MATERIAL SUPPLIED
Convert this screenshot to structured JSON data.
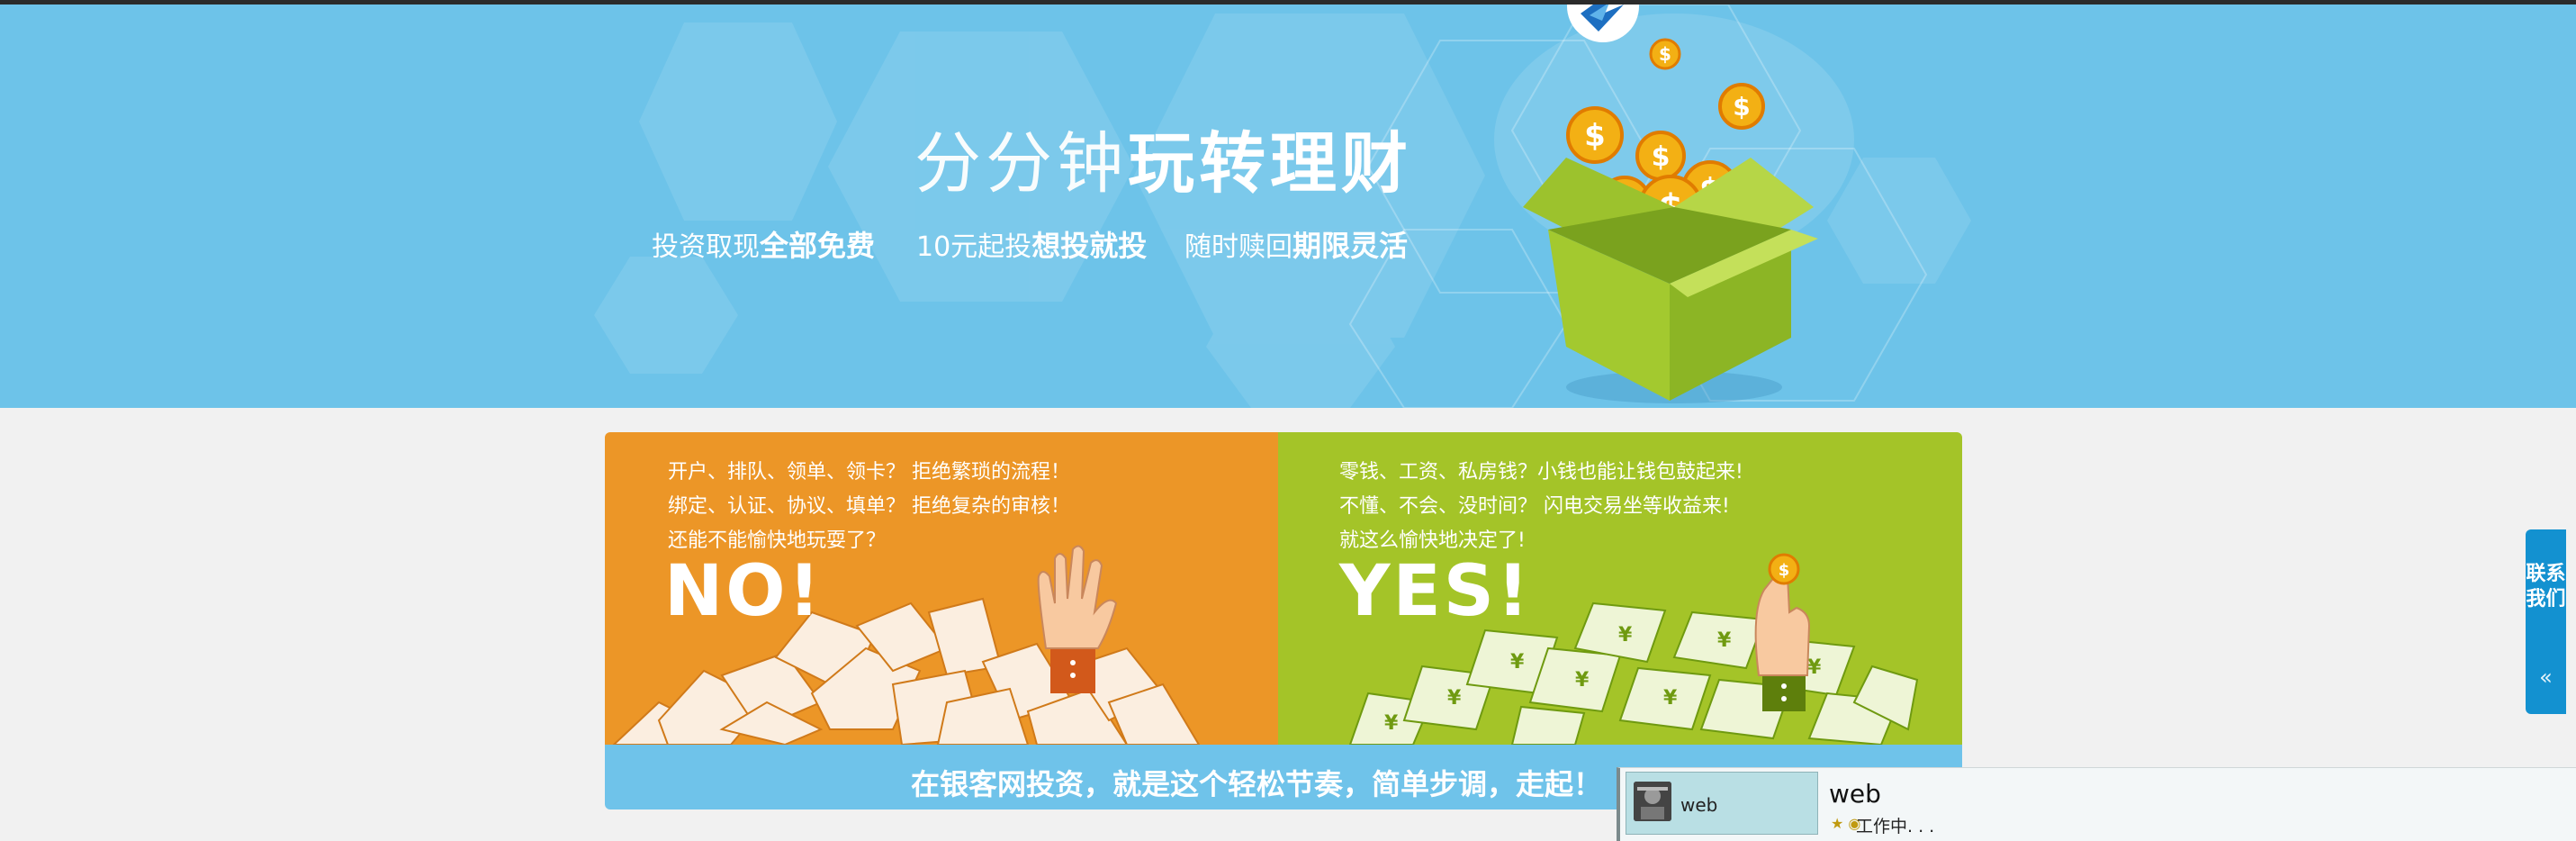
{
  "hero": {
    "title_light": "分分钟",
    "title_bold": "玩转理财",
    "sub1_a": "投资取现",
    "sub1_b": "全部免费",
    "sub2_a": "10元起投",
    "sub2_b": "想投就投",
    "sub3_a": "随时赎回",
    "sub3_b": "期限灵活",
    "coin_symbol": "$"
  },
  "left_panel": {
    "line1": "开户、排队、领单、领卡？ 拒绝繁琐的流程！",
    "line2": "绑定、认证、协议、填单？ 拒绝复杂的审核！",
    "line3": "还能不能愉快地玩耍了？",
    "big": "NO!"
  },
  "right_panel": {
    "line1": "零钱、工资、私房钱？小钱也能让钱包鼓起来!",
    "line2": "不懂、不会、没时间？ 闪电交易坐等收益来!",
    "line3": "就这么愉快地决定了!",
    "big": "YES!",
    "money_symbol": "¥"
  },
  "bottom_strip": {
    "text": "在银客网投资，就是这个轻松节奏，简单步调，走起！"
  },
  "side_contact": {
    "label": "联系我们",
    "arrow": "«"
  },
  "taskbar": {
    "item_label": "web",
    "title": "web",
    "status": "工作中. . ."
  },
  "colors": {
    "hero_bg": "#6dc3e9",
    "left_panel": "#ec9627",
    "right_panel": "#a4c428",
    "strip": "#6fc3ea",
    "side_contact": "#1391d0"
  }
}
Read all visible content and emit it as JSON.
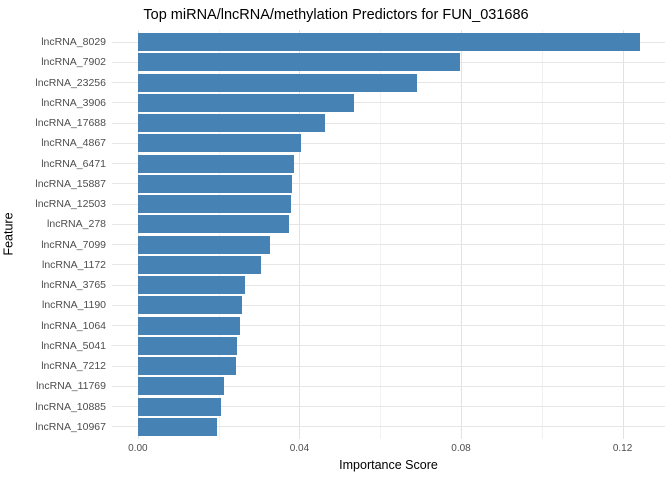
{
  "chart_data": {
    "type": "bar",
    "orientation": "horizontal",
    "title": "Top miRNA/lncRNA/methylation Predictors for FUN_031686",
    "xlabel": "Importance Score",
    "ylabel": "Feature",
    "categories": [
      "lncRNA_8029",
      "lncRNA_7902",
      "lncRNA_23256",
      "lncRNA_3906",
      "lncRNA_17688",
      "lncRNA_4867",
      "lncRNA_6471",
      "lncRNA_15887",
      "lncRNA_12503",
      "lncRNA_278",
      "lncRNA_7099",
      "lncRNA_1172",
      "lncRNA_3765",
      "lncRNA_1190",
      "lncRNA_1064",
      "lncRNA_5041",
      "lncRNA_7212",
      "lncRNA_11769",
      "lncRNA_10885",
      "lncRNA_10967"
    ],
    "values": [
      0.1243,
      0.0798,
      0.0691,
      0.0535,
      0.0463,
      0.0404,
      0.0386,
      0.0382,
      0.0379,
      0.0374,
      0.0327,
      0.0305,
      0.0265,
      0.0258,
      0.0253,
      0.0245,
      0.0243,
      0.0213,
      0.0207,
      0.0196
    ],
    "x_ticks": [
      {
        "value": 0.0,
        "label": "0.00"
      },
      {
        "value": 0.04,
        "label": "0.04"
      },
      {
        "value": 0.08,
        "label": "0.08"
      },
      {
        "value": 0.12,
        "label": "0.12"
      }
    ],
    "x_minor_ticks": [
      0.02,
      0.06,
      0.1
    ],
    "xlim": [
      -0.0064,
      0.1305
    ],
    "bar_start": 0.0,
    "bar_color": "#4682B4",
    "grid_major_color": "#e2e2e2",
    "grid_minor_color": "#f1f1f1",
    "background": "#ffffff",
    "legend": "none",
    "grid": true
  }
}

AIM OF THE EXERCISE
Omit every image. Quote each record exactly.

RESPONSE TO THIS TASK
Convert this screenshot to structured JSON data.
{
  "hero": {
    "title_light": "分分钟",
    "title_bold": "玩转理财",
    "sub1_a": "投资取现",
    "sub1_b": "全部免费",
    "sub2_a": "10元起投",
    "sub2_b": "想投就投",
    "sub3_a": "随时赎回",
    "sub3_b": "期限灵活",
    "coin_symbol": "$"
  },
  "left_panel": {
    "line1": "开户、排队、领单、领卡？ 拒绝繁琐的流程！",
    "line2": "绑定、认证、协议、填单？ 拒绝复杂的审核！",
    "line3": "还能不能愉快地玩耍了？",
    "big": "NO!"
  },
  "right_panel": {
    "line1": "零钱、工资、私房钱？小钱也能让钱包鼓起来!",
    "line2": "不懂、不会、没时间？ 闪电交易坐等收益来!",
    "line3": "就这么愉快地决定了!",
    "big": "YES!",
    "money_symbol": "¥"
  },
  "bottom_strip": {
    "text": "在银客网投资，就是这个轻松节奏，简单步调，走起！"
  },
  "side_contact": {
    "label": "联系我们",
    "arrow": "«"
  },
  "taskbar": {
    "item_label": "web",
    "title": "web",
    "status": "工作中. . ."
  },
  "colors": {
    "hero_bg": "#6dc3e9",
    "left_panel": "#ec9627",
    "right_panel": "#a4c428",
    "strip": "#6fc3ea",
    "side_contact": "#1391d0"
  }
}
Read all visible content and emit it as JSON.
{
  "chart_data": {
    "type": "bar",
    "orientation": "horizontal",
    "title": "Top miRNA/lncRNA/methylation Predictors for FUN_031686",
    "xlabel": "Importance Score",
    "ylabel": "Feature",
    "categories": [
      "lncRNA_8029",
      "lncRNA_7902",
      "lncRNA_23256",
      "lncRNA_3906",
      "lncRNA_17688",
      "lncRNA_4867",
      "lncRNA_6471",
      "lncRNA_15887",
      "lncRNA_12503",
      "lncRNA_278",
      "lncRNA_7099",
      "lncRNA_1172",
      "lncRNA_3765",
      "lncRNA_1190",
      "lncRNA_1064",
      "lncRNA_5041",
      "lncRNA_7212",
      "lncRNA_11769",
      "lncRNA_10885",
      "lncRNA_10967"
    ],
    "values": [
      0.1243,
      0.0798,
      0.0691,
      0.0535,
      0.0463,
      0.0404,
      0.0386,
      0.0382,
      0.0379,
      0.0374,
      0.0327,
      0.0305,
      0.0265,
      0.0258,
      0.0253,
      0.0245,
      0.0243,
      0.0213,
      0.0207,
      0.0196
    ],
    "x_ticks": [
      {
        "value": 0.0,
        "label": "0.00"
      },
      {
        "value": 0.04,
        "label": "0.04"
      },
      {
        "value": 0.08,
        "label": "0.08"
      },
      {
        "value": 0.12,
        "label": "0.12"
      }
    ],
    "x_minor_ticks": [
      0.02,
      0.06,
      0.1
    ],
    "xlim": [
      -0.0064,
      0.1305
    ],
    "bar_start": 0.0,
    "bar_color": "#4682B4",
    "grid_major_color": "#e2e2e2",
    "grid_minor_color": "#f1f1f1",
    "background": "#ffffff",
    "legend": "none",
    "grid": true
  }
}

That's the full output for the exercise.